* _Challenge_:
Return, word for word, every line that follows.

* _Data for the task_:

-=-=-

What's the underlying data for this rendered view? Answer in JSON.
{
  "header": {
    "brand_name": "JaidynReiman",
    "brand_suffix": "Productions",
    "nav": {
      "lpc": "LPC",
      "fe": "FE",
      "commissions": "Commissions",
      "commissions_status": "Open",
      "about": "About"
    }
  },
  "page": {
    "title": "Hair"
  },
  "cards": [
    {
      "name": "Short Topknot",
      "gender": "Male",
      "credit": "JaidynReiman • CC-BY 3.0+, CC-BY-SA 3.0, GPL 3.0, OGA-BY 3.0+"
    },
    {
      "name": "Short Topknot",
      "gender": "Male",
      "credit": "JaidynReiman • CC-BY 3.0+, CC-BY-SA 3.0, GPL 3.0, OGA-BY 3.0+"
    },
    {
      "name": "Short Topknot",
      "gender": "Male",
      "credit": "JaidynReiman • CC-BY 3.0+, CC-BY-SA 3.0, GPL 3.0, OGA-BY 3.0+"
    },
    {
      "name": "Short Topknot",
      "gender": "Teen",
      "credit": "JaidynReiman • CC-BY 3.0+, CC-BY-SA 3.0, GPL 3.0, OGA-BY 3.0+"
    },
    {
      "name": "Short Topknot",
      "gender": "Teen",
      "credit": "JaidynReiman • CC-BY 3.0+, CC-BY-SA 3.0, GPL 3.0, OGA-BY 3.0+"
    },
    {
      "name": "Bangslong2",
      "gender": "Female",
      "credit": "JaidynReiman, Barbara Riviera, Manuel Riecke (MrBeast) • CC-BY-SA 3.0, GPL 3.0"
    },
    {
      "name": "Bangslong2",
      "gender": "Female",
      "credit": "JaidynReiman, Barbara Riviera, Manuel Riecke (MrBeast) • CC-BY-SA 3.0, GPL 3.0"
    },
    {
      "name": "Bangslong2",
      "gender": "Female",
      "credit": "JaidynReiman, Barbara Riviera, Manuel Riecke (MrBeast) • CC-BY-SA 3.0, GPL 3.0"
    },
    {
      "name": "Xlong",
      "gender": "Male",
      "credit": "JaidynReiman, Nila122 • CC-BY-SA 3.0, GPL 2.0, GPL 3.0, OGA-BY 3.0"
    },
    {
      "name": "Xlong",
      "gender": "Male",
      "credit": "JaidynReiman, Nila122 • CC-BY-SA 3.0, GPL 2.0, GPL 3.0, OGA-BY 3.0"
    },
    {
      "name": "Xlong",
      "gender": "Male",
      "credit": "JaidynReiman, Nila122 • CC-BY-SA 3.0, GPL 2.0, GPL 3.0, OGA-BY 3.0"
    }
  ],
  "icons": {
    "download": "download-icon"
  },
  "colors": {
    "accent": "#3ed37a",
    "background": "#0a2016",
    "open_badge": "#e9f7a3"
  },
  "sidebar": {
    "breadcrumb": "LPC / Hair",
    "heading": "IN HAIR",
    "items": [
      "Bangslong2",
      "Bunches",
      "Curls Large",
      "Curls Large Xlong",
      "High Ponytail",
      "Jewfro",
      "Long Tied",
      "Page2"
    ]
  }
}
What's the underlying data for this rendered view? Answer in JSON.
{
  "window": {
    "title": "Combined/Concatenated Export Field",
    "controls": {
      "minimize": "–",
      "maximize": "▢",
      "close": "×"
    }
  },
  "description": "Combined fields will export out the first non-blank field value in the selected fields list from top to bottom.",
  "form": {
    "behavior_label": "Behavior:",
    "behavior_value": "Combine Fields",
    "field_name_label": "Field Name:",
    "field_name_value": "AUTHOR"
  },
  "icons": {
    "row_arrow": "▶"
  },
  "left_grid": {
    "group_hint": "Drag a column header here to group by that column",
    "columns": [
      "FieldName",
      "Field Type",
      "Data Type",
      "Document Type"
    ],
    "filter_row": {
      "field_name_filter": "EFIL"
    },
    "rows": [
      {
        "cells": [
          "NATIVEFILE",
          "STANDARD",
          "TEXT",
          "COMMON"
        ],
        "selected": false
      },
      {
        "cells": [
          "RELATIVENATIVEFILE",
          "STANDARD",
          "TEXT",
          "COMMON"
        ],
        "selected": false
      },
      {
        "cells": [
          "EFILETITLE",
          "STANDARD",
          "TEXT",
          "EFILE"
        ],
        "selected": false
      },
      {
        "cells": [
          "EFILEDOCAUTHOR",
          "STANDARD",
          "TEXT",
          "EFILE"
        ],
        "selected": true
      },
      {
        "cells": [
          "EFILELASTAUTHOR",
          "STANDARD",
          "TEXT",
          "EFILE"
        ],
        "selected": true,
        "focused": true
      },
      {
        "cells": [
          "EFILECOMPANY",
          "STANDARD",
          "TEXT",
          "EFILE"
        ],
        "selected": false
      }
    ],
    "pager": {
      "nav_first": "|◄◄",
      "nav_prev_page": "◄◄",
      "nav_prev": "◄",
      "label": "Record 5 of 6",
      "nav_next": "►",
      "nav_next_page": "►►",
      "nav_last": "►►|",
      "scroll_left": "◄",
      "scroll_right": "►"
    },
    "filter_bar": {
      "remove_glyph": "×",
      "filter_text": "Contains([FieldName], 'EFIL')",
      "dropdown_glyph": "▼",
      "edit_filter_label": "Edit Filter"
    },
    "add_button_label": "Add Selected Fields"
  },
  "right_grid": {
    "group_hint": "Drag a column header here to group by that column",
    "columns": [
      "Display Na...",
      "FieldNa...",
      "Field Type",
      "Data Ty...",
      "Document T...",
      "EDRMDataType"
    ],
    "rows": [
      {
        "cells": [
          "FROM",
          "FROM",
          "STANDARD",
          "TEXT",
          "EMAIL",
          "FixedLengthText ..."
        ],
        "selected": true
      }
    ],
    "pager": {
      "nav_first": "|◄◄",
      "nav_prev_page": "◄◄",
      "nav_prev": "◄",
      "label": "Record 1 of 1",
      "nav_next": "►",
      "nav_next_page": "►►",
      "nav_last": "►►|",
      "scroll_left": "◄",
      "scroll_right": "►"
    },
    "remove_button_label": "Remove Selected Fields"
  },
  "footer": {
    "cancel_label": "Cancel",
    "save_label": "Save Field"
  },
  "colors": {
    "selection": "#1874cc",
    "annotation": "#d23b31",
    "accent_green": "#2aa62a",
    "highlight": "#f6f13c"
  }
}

-=-=-

* _Answer to the task_:
What's the underlying data for this rendered view? Answer in JSON.
{
  "header": {
    "brand_name": "JaidynReiman",
    "brand_suffix": "Productions",
    "nav": {
      "lpc": "LPC",
      "fe": "FE",
      "commissions": "Commissions",
      "commissions_status": "Open",
      "about": "About"
    }
  },
  "page": {
    "title": "Hair"
  },
  "cards": [
    {
      "name": "Short Topknot",
      "gender": "Male",
      "credit": "JaidynReiman • CC-BY 3.0+, CC-BY-SA 3.0, GPL 3.0, OGA-BY 3.0+"
    },
    {
      "name": "Short Topknot",
      "gender": "Male",
      "credit": "JaidynReiman • CC-BY 3.0+, CC-BY-SA 3.0, GPL 3.0, OGA-BY 3.0+"
    },
    {
      "name": "Short Topknot",
      "gender": "Male",
      "credit": "JaidynReiman • CC-BY 3.0+, CC-BY-SA 3.0, GPL 3.0, OGA-BY 3.0+"
    },
    {
      "name": "Short Topknot",
      "gender": "Teen",
      "credit": "JaidynReiman • CC-BY 3.0+, CC-BY-SA 3.0, GPL 3.0, OGA-BY 3.0+"
    },
    {
      "name": "Short Topknot",
      "gender": "Teen",
      "credit": "JaidynReiman • CC-BY 3.0+, CC-BY-SA 3.0, GPL 3.0, OGA-BY 3.0+"
    },
    {
      "name": "Bangslong2",
      "gender": "Female",
      "credit": "JaidynReiman, Barbara Riviera, Manuel Riecke (MrBeast) • CC-BY-SA 3.0, GPL 3.0"
    },
    {
      "name": "Bangslong2",
      "gender": "Female",
      "credit": "JaidynReiman, Barbara Riviera, Manuel Riecke (MrBeast) • CC-BY-SA 3.0, GPL 3.0"
    },
    {
      "name": "Bangslong2",
      "gender": "Female",
      "credit": "JaidynReiman, Barbara Riviera, Manuel Riecke (MrBeast) • CC-BY-SA 3.0, GPL 3.0"
    },
    {
      "name": "Xlong",
      "gender": "Male",
      "credit": "JaidynReiman, Nila122 • CC-BY-SA 3.0, GPL 2.0, GPL 3.0, OGA-BY 3.0"
    },
    {
      "name": "Xlong",
      "gender": "Male",
      "credit": "JaidynReiman, Nila122 • CC-BY-SA 3.0, GPL 2.0, GPL 3.0, OGA-BY 3.0"
    },
    {
      "name": "Xlong",
      "gender": "Male",
      "credit": "JaidynReiman, Nila122 • CC-BY-SA 3.0, GPL 2.0, GPL 3.0, OGA-BY 3.0"
    }
  ],
  "icons": {
    "download": "download-icon"
  },
  "colors": {
    "accent": "#3ed37a",
    "background": "#0a2016",
    "open_badge": "#e9f7a3"
  },
  "sidebar": {
    "breadcrumb": "LPC / Hair",
    "heading": "IN HAIR",
    "items": [
      "Bangslong2",
      "Bunches",
      "Curls Large",
      "Curls Large Xlong",
      "High Ponytail",
      "Jewfro",
      "Long Tied",
      "Page2"
    ]
  }
}
What's the underlying data for this rendered view? Answer in JSON.
{
  "window": {
    "title": "Combined/Concatenated Export Field",
    "controls": {
      "minimize": "–",
      "maximize": "▢",
      "close": "×"
    }
  },
  "description": "Combined fields will export out the first non-blank field value in the selected fields list from top to bottom.",
  "form": {
    "behavior_label": "Behavior:",
    "behavior_value": "Combine Fields",
    "field_name_label": "Field Name:",
    "field_name_value": "AUTHOR"
  },
  "icons": {
    "row_arrow": "▶"
  },
  "left_grid": {
    "group_hint": "Drag a column header here to group by that column",
    "columns": [
      "FieldName",
      "Field Type",
      "Data Type",
      "Document Type"
    ],
    "filter_row": {
      "field_name_filter": "EFIL"
    },
    "rows": [
      {
        "cells": [
          "NATIVEFILE",
          "STANDARD",
          "TEXT",
          "COMMON"
        ],
        "selected": false
      },
      {
        "cells": [
          "RELATIVENATIVEFILE",
          "STANDARD",
          "TEXT",
          "COMMON"
        ],
        "selected": false
      },
      {
        "cells": [
          "EFILETITLE",
          "STANDARD",
          "TEXT",
          "EFILE"
        ],
        "selected": false
      },
      {
        "cells": [
          "EFILEDOCAUTHOR",
          "STANDARD",
          "TEXT",
          "EFILE"
        ],
        "selected": true
      },
      {
        "cells": [
          "EFILELASTAUTHOR",
          "STANDARD",
          "TEXT",
          "EFILE"
        ],
        "selected": true,
        "focused": true
      },
      {
        "cells": [
          "EFILECOMPANY",
          "STANDARD",
          "TEXT",
          "EFILE"
        ],
        "selected": false
      }
    ],
    "pager": {
      "nav_first": "|◄◄",
      "nav_prev_page": "◄◄",
      "nav_prev": "◄",
      "label": "Record 5 of 6",
      "nav_next": "►",
      "nav_next_page": "►►",
      "nav_last": "►►|",
      "scroll_left": "◄",
      "scroll_right": "►"
    },
    "filter_bar": {
      "remove_glyph": "×",
      "filter_text": "Contains([FieldName], 'EFIL')",
      "dropdown_glyph": "▼",
      "edit_filter_label": "Edit Filter"
    },
    "add_button_label": "Add Selected Fields"
  },
  "right_grid": {
    "group_hint": "Drag a column header here to group by that column",
    "columns": [
      "Display Na...",
      "FieldNa...",
      "Field Type",
      "Data Ty...",
      "Document T...",
      "EDRMDataType"
    ],
    "rows": [
      {
        "cells": [
          "FROM",
          "FROM",
          "STANDARD",
          "TEXT",
          "EMAIL",
          "FixedLengthText ..."
        ],
        "selected": true
      }
    ],
    "pager": {
      "nav_first": "|◄◄",
      "nav_prev_page": "◄◄",
      "nav_prev": "◄",
      "label": "Record 1 of 1",
      "nav_next": "►",
      "nav_next_page": "►►",
      "nav_last": "►►|",
      "scroll_left": "◄",
      "scroll_right": "►"
    },
    "remove_button_label": "Remove Selected Fields"
  },
  "footer": {
    "cancel_label": "Cancel",
    "save_label": "Save Field"
  },
  "colors": {
    "selection": "#1874cc",
    "annotation": "#d23b31",
    "accent_green": "#2aa62a",
    "highlight": "#f6f13c"
  }
}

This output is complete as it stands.